»»
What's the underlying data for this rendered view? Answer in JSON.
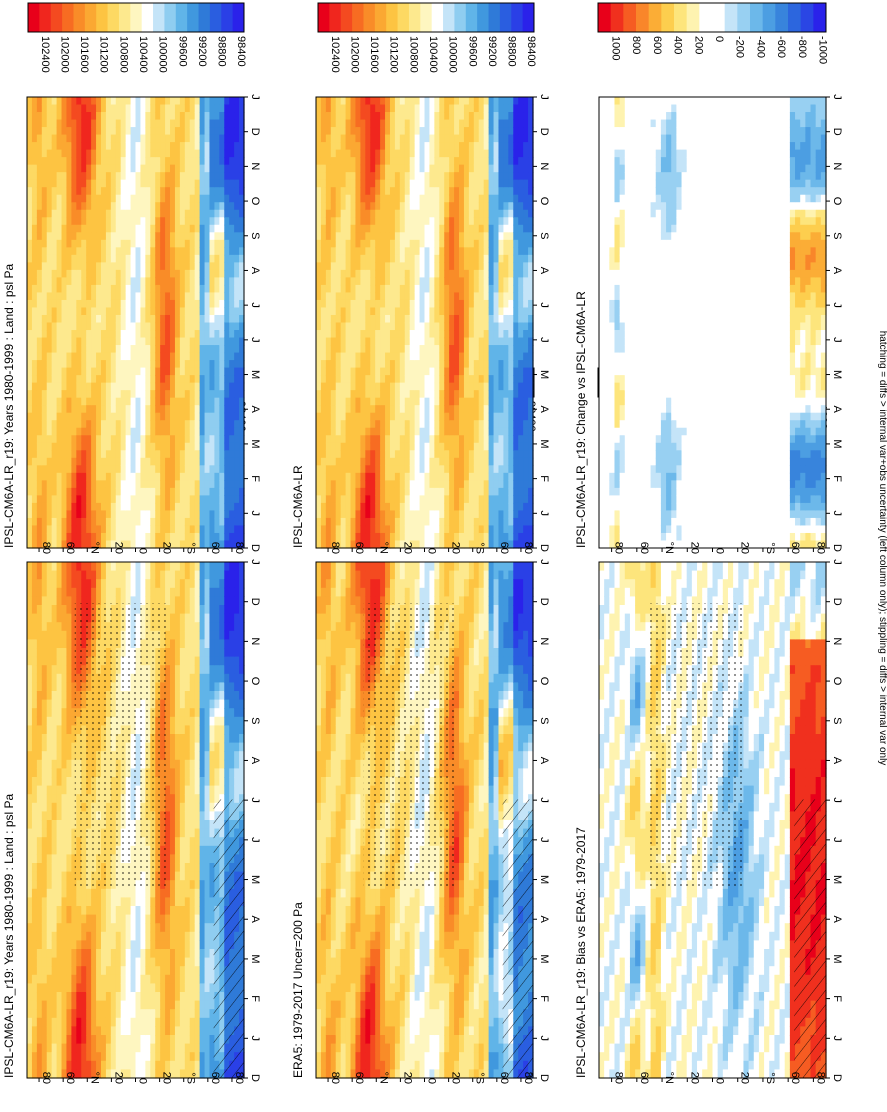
{
  "figure": {
    "footnote": "hatching = diffs > internal var+obs uncertainty (left column only); stippling = diffs > internal var only"
  },
  "chart_data": [
    {
      "type": "heatmap",
      "title": "IPSL-CM6A-LR_r19: Years 1980-1999 : Land : psl Pa",
      "x_ticks": [
        "D",
        "J",
        "F",
        "M",
        "A",
        "M",
        "J",
        "J",
        "A",
        "S",
        "O",
        "N",
        "D",
        "J"
      ],
      "y_ticks": [
        "80",
        "60",
        "°N",
        "20",
        "0",
        "20",
        "°S",
        "60",
        "80"
      ],
      "colorbar_ticks": [
        "102400",
        "102000",
        "101600",
        "101200",
        "100800",
        "100400",
        "100000",
        "99600",
        "99200",
        "98800",
        "98400"
      ],
      "kind": "field",
      "variant": 0,
      "hatched": true,
      "stippled": true
    },
    {
      "type": "heatmap",
      "title": "IPSL-CM6A-LR_r19: Years 1980-1999 : Land : psl Pa",
      "x_ticks": [
        "D",
        "J",
        "F",
        "M",
        "A",
        "M",
        "J",
        "J",
        "A",
        "S",
        "O",
        "N",
        "D",
        "J"
      ],
      "y_ticks": [
        "80",
        "60",
        "°N",
        "20",
        "0",
        "20",
        "°S",
        "60",
        "80"
      ],
      "colorbar_ticks": [
        "102400",
        "102000",
        "101600",
        "101200",
        "100800",
        "100400",
        "100000",
        "99600",
        "99200",
        "98800",
        "98400"
      ],
      "kind": "field",
      "variant": 0,
      "hatched": false,
      "stippled": false
    },
    {
      "type": "heatmap",
      "title": "ERA5: 1979-2017 Uncer=200 Pa",
      "x_ticks": [
        "D",
        "J",
        "F",
        "M",
        "A",
        "M",
        "J",
        "J",
        "A",
        "S",
        "O",
        "N",
        "D",
        "J"
      ],
      "y_ticks": [
        "80",
        "60",
        "°N",
        "20",
        "0",
        "20",
        "°S",
        "60",
        "80"
      ],
      "colorbar_ticks": [
        "102400",
        "102000",
        "101600",
        "101200",
        "100800",
        "100400",
        "100000",
        "99600",
        "99200",
        "98800",
        "98400"
      ],
      "kind": "field",
      "variant": 1,
      "hatched": true,
      "stippled": true
    },
    {
      "type": "heatmap",
      "title": "IPSL-CM6A-LR",
      "x_ticks": [
        "D",
        "J",
        "F",
        "M",
        "A",
        "M",
        "J",
        "J",
        "A",
        "S",
        "O",
        "N",
        "D",
        "J"
      ],
      "y_ticks": [
        "80",
        "60",
        "°N",
        "20",
        "0",
        "20",
        "°S",
        "60",
        "80"
      ],
      "colorbar_ticks": [
        "102400",
        "102000",
        "101600",
        "101200",
        "100800",
        "100400",
        "100000",
        "99600",
        "99200",
        "98800",
        "98400"
      ],
      "kind": "field",
      "variant": 0,
      "hatched": false,
      "stippled": false
    },
    {
      "type": "heatmap",
      "title": "IPSL-CM6A-LR_r19: Bias vs ERA5: 1979-2017",
      "x_ticks": [
        "D",
        "J",
        "F",
        "M",
        "A",
        "M",
        "J",
        "J",
        "A",
        "S",
        "O",
        "N",
        "D",
        "J"
      ],
      "y_ticks": [
        "80",
        "60",
        "°N",
        "20",
        "0",
        "20",
        "°S",
        "60",
        "80"
      ],
      "colorbar_ticks": [
        "1000",
        "800",
        "600",
        "400",
        "200",
        "0",
        "-200",
        "-400",
        "-600",
        "-800",
        "-1000"
      ],
      "kind": "bias",
      "variant": 0,
      "hatched": true,
      "stippled": true
    },
    {
      "type": "heatmap",
      "title": "IPSL-CM6A-LR_r19: Change vs IPSL-CM6A-LR",
      "x_ticks": [
        "D",
        "J",
        "F",
        "M",
        "A",
        "M",
        "J",
        "J",
        "A",
        "S",
        "O",
        "N",
        "D",
        "J"
      ],
      "y_ticks": [
        "80",
        "60",
        "°N",
        "20",
        "0",
        "20",
        "°S",
        "60",
        "80"
      ],
      "colorbar_ticks": [
        "1000",
        "800",
        "600",
        "400",
        "200",
        "0",
        "-200",
        "-400",
        "-600",
        "-800",
        "-1000"
      ],
      "kind": "change",
      "variant": 0,
      "hatched": false,
      "stippled": false
    }
  ],
  "colors": {
    "field": [
      "#e8001a",
      "#f0261e",
      "#f44a20",
      "#f76c22",
      "#f98c28",
      "#fba832",
      "#fdc442",
      "#fdd963",
      "#fde98e",
      "#fef6c0",
      "#ffffff",
      "#c4e4f8",
      "#8fcdf0",
      "#60b4e8",
      "#4098de",
      "#2f7ad8",
      "#2a5ee0",
      "#2a40e6",
      "#2a22ea"
    ],
    "diff": [
      "#e8001a",
      "#f0301e",
      "#f65c22",
      "#f9862a",
      "#fbad36",
      "#fdce4e",
      "#fde57c",
      "#fef3b0",
      "#ffffff",
      "#ffffff",
      "#c4e4f8",
      "#98d0f2",
      "#6cb8ea",
      "#4c9ee2",
      "#3884dc",
      "#2c66de",
      "#2a46e4",
      "#2a22ea"
    ]
  }
}
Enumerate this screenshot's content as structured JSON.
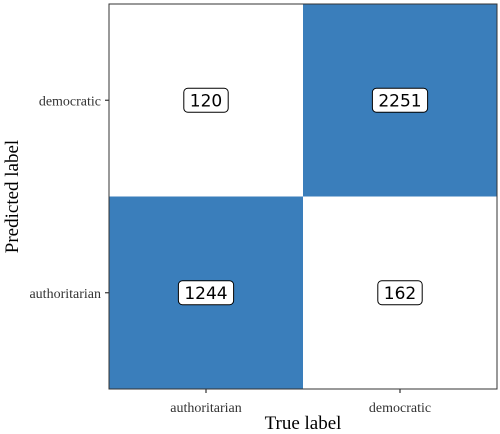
{
  "chart_data": {
    "type": "heatmap",
    "title": "",
    "xlabel": "True label",
    "ylabel": "Predicted label",
    "x_categories": [
      "authoritarian",
      "democratic"
    ],
    "y_categories": [
      "authoritarian",
      "democratic"
    ],
    "cells": [
      {
        "true_label": "authoritarian",
        "predicted_label": "democratic",
        "value": 120
      },
      {
        "true_label": "democratic",
        "predicted_label": "democratic",
        "value": 2251
      },
      {
        "true_label": "authoritarian",
        "predicted_label": "authoritarian",
        "value": 1244
      },
      {
        "true_label": "democratic",
        "predicted_label": "authoritarian",
        "value": 162
      }
    ],
    "colors": {
      "high": "#3a7ebb",
      "low": "#ffffff",
      "panel_border": "#333333",
      "label_border": "#000000",
      "label_fill": "#ffffff"
    },
    "legend": "none"
  }
}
««
> _Problem statement_
Isolate the lines above that contain the word "this" and copy them.

> _Answer to the problem_
What's the underlying data for this rendered view? Answer in JSON.
Enumerate this screenshot's content as structured JSON.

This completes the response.